- Collection entries -
════════════════════

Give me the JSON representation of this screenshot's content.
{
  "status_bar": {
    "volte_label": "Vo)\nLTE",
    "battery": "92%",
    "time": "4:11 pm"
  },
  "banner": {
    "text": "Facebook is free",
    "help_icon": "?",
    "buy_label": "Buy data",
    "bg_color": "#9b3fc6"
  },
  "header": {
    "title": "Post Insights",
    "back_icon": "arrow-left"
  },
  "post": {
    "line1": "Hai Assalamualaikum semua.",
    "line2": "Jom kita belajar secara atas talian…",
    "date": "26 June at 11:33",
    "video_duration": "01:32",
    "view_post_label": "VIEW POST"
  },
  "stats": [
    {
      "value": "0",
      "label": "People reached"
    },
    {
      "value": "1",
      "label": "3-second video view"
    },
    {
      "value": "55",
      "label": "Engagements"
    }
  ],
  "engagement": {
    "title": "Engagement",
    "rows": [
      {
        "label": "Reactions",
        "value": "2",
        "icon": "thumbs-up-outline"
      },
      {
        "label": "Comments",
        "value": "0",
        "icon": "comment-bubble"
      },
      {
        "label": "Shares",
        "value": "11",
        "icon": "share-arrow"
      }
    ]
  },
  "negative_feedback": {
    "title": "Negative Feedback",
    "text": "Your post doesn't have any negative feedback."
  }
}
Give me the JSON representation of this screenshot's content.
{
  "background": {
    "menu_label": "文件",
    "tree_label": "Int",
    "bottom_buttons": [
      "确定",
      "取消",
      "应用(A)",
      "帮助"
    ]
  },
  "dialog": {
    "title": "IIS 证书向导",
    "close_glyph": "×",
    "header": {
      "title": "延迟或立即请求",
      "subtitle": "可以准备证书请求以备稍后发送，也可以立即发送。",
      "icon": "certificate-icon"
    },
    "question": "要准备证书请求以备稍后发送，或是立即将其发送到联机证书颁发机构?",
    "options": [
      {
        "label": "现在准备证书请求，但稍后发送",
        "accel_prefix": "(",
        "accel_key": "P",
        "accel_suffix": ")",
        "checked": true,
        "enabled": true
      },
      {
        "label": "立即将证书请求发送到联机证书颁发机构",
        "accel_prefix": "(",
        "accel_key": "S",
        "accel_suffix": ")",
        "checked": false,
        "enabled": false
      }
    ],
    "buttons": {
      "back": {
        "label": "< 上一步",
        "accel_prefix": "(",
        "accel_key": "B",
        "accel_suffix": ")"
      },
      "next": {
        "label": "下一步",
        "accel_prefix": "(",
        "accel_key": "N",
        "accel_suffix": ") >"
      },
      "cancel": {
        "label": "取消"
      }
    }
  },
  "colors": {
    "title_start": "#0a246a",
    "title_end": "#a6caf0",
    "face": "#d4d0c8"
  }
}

════════════════════

- Work to complete -
Return the listing above in its exact form.

- Complete output -
Give me the JSON representation of this screenshot's content.
{
  "status_bar": {
    "volte_label": "Vo)\nLTE",
    "battery": "92%",
    "time": "4:11 pm"
  },
  "banner": {
    "text": "Facebook is free",
    "help_icon": "?",
    "buy_label": "Buy data",
    "bg_color": "#9b3fc6"
  },
  "header": {
    "title": "Post Insights",
    "back_icon": "arrow-left"
  },
  "post": {
    "line1": "Hai Assalamualaikum semua.",
    "line2": "Jom kita belajar secara atas talian…",
    "date": "26 June at 11:33",
    "video_duration": "01:32",
    "view_post_label": "VIEW POST"
  },
  "stats": [
    {
      "value": "0",
      "label": "People reached"
    },
    {
      "value": "1",
      "label": "3-second video view"
    },
    {
      "value": "55",
      "label": "Engagements"
    }
  ],
  "engagement": {
    "title": "Engagement",
    "rows": [
      {
        "label": "Reactions",
        "value": "2",
        "icon": "thumbs-up-outline"
      },
      {
        "label": "Comments",
        "value": "0",
        "icon": "comment-bubble"
      },
      {
        "label": "Shares",
        "value": "11",
        "icon": "share-arrow"
      }
    ]
  },
  "negative_feedback": {
    "title": "Negative Feedback",
    "text": "Your post doesn't have any negative feedback."
  }
}
Give me the JSON representation of this screenshot's content.
{
  "background": {
    "menu_label": "文件",
    "tree_label": "Int",
    "bottom_buttons": [
      "确定",
      "取消",
      "应用(A)",
      "帮助"
    ]
  },
  "dialog": {
    "title": "IIS 证书向导",
    "close_glyph": "×",
    "header": {
      "title": "延迟或立即请求",
      "subtitle": "可以准备证书请求以备稍后发送，也可以立即发送。",
      "icon": "certificate-icon"
    },
    "question": "要准备证书请求以备稍后发送，或是立即将其发送到联机证书颁发机构?",
    "options": [
      {
        "label": "现在准备证书请求，但稍后发送",
        "accel_prefix": "(",
        "accel_key": "P",
        "accel_suffix": ")",
        "checked": true,
        "enabled": true
      },
      {
        "label": "立即将证书请求发送到联机证书颁发机构",
        "accel_prefix": "(",
        "accel_key": "S",
        "accel_suffix": ")",
        "checked": false,
        "enabled": false
      }
    ],
    "buttons": {
      "back": {
        "label": "< 上一步",
        "accel_prefix": "(",
        "accel_key": "B",
        "accel_suffix": ")"
      },
      "next": {
        "label": "下一步",
        "accel_prefix": "(",
        "accel_key": "N",
        "accel_suffix": ") >"
      },
      "cancel": {
        "label": "取消"
      }
    }
  },
  "colors": {
    "title_start": "#0a246a",
    "title_end": "#a6caf0",
    "face": "#d4d0c8"
  }
}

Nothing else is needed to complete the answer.